__Exercise details__: Every line from the one containing "Enumerate this chart's" through the end of the listing below goes in the output, exactly and without pictures.

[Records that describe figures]

--- Begin ---

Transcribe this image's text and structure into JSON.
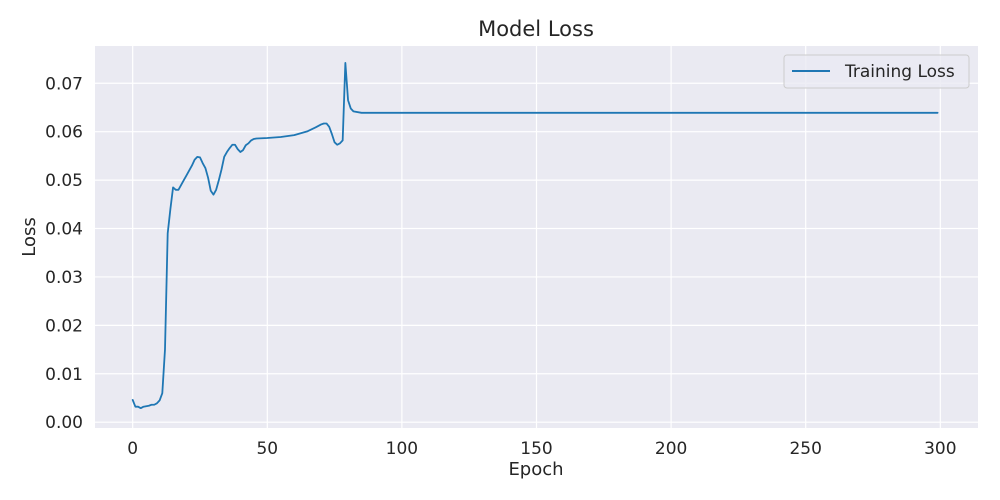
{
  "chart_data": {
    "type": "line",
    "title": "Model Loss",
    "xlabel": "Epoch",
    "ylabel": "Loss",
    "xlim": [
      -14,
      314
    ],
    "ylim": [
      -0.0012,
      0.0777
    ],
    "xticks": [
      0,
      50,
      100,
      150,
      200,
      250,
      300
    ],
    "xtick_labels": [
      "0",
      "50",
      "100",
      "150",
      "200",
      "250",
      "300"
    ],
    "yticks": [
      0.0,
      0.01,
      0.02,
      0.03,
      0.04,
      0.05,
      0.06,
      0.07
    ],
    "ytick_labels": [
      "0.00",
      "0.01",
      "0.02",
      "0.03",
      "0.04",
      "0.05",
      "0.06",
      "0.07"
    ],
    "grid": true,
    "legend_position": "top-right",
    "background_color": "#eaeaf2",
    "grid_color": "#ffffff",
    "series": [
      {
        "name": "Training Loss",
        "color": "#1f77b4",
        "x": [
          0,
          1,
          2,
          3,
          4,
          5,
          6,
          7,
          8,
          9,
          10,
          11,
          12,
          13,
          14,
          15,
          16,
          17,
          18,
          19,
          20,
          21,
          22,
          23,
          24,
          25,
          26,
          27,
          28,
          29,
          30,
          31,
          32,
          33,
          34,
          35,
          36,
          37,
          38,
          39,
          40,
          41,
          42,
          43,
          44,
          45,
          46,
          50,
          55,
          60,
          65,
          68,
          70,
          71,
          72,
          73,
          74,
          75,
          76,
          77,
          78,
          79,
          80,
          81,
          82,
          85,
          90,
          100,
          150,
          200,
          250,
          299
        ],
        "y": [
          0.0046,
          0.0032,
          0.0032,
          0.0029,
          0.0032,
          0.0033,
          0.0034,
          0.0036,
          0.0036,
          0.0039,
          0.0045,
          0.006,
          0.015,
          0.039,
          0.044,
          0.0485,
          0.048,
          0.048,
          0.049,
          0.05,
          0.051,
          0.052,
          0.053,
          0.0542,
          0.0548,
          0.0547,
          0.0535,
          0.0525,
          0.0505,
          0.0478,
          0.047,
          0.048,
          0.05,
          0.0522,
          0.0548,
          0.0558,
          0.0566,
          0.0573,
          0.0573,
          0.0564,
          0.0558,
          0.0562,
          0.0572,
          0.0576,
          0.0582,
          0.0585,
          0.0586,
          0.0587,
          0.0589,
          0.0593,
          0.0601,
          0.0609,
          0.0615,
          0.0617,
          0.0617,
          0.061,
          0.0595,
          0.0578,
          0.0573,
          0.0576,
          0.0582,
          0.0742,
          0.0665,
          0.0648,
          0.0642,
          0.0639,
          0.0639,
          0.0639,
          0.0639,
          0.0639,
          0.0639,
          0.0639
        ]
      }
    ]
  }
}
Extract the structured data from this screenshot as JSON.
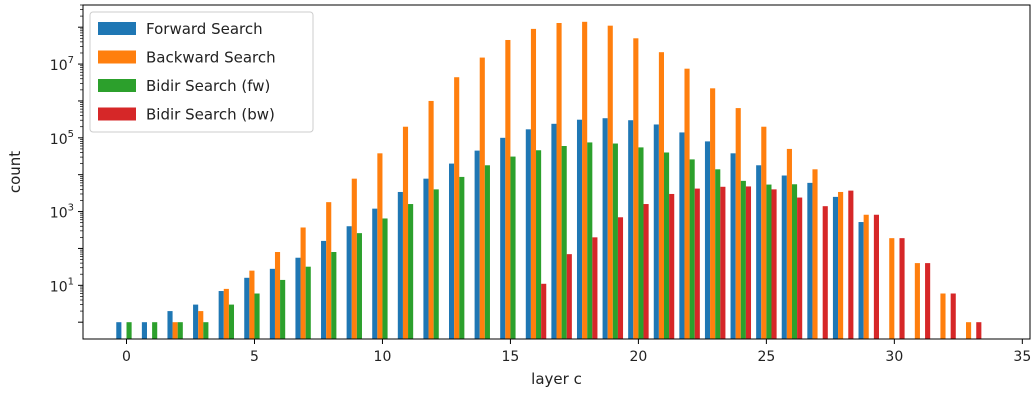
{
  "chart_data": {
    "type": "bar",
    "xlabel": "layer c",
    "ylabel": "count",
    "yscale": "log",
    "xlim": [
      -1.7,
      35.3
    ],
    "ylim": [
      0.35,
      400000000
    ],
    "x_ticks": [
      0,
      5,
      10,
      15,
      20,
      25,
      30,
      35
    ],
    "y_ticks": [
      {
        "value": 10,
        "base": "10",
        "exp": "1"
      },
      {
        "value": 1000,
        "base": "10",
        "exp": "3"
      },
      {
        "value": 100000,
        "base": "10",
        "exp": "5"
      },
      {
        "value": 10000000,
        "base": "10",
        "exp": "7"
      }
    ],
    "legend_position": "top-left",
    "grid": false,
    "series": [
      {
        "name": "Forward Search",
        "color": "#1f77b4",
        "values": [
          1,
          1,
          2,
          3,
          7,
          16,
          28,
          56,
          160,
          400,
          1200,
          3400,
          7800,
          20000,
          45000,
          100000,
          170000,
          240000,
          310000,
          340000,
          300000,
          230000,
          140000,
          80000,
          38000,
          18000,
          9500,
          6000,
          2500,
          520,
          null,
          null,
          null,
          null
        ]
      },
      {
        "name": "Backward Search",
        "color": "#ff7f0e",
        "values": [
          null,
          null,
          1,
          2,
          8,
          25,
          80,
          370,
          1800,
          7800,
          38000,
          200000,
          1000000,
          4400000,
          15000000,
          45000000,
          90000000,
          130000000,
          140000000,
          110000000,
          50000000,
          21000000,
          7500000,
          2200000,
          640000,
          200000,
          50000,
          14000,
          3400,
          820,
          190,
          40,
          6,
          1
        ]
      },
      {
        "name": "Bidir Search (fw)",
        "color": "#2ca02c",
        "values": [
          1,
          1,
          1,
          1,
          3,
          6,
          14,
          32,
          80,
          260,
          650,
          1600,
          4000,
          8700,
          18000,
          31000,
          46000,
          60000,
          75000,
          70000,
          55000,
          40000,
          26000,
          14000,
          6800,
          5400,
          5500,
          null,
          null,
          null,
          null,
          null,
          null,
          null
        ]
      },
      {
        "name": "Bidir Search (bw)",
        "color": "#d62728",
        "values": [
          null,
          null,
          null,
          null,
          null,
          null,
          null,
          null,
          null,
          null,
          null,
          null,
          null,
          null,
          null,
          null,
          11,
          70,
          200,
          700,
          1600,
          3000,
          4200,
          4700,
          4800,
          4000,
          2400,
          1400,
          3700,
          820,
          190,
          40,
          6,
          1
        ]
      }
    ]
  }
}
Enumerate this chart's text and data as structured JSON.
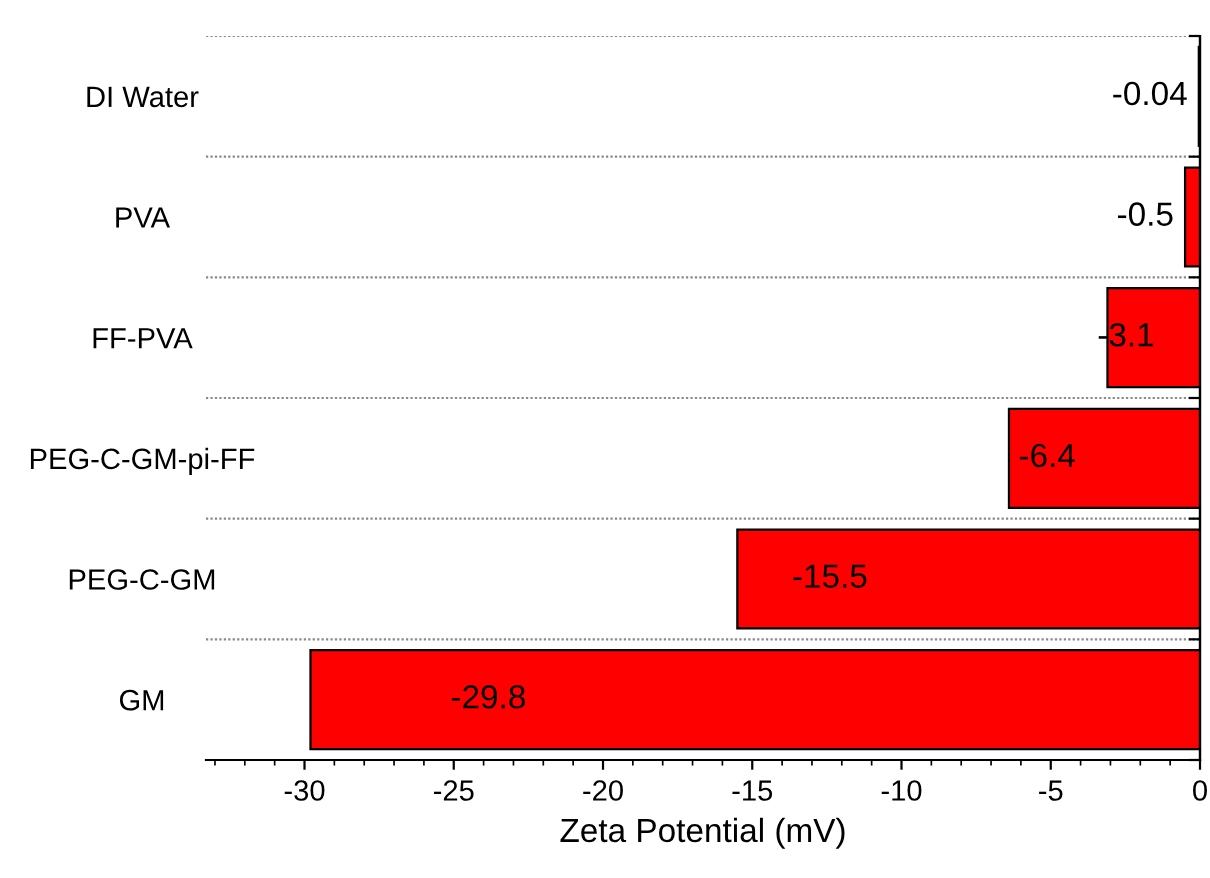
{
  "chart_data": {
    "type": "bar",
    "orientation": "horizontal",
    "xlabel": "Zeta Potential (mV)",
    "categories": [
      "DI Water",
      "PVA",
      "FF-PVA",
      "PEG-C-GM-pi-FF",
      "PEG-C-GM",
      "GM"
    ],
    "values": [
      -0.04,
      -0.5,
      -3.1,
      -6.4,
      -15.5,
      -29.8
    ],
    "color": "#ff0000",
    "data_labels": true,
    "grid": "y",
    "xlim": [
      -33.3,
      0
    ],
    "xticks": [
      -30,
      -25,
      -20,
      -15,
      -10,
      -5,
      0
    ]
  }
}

--- End ---

__Answer to this exercise__:
Enumerate this chart's text and data as structured JSON.
{
  "chart_data": {
    "type": "bar",
    "orientation": "horizontal",
    "xlabel": "Zeta Potential (mV)",
    "categories": [
      "DI Water",
      "PVA",
      "FF-PVA",
      "PEG-C-GM-pi-FF",
      "PEG-C-GM",
      "GM"
    ],
    "values": [
      -0.04,
      -0.5,
      -3.1,
      -6.4,
      -15.5,
      -29.8
    ],
    "color": "#ff0000",
    "data_labels": true,
    "grid": "y",
    "xlim": [
      -33.3,
      0
    ],
    "xticks": [
      -30,
      -25,
      -20,
      -15,
      -10,
      -5,
      0
    ]
  }
}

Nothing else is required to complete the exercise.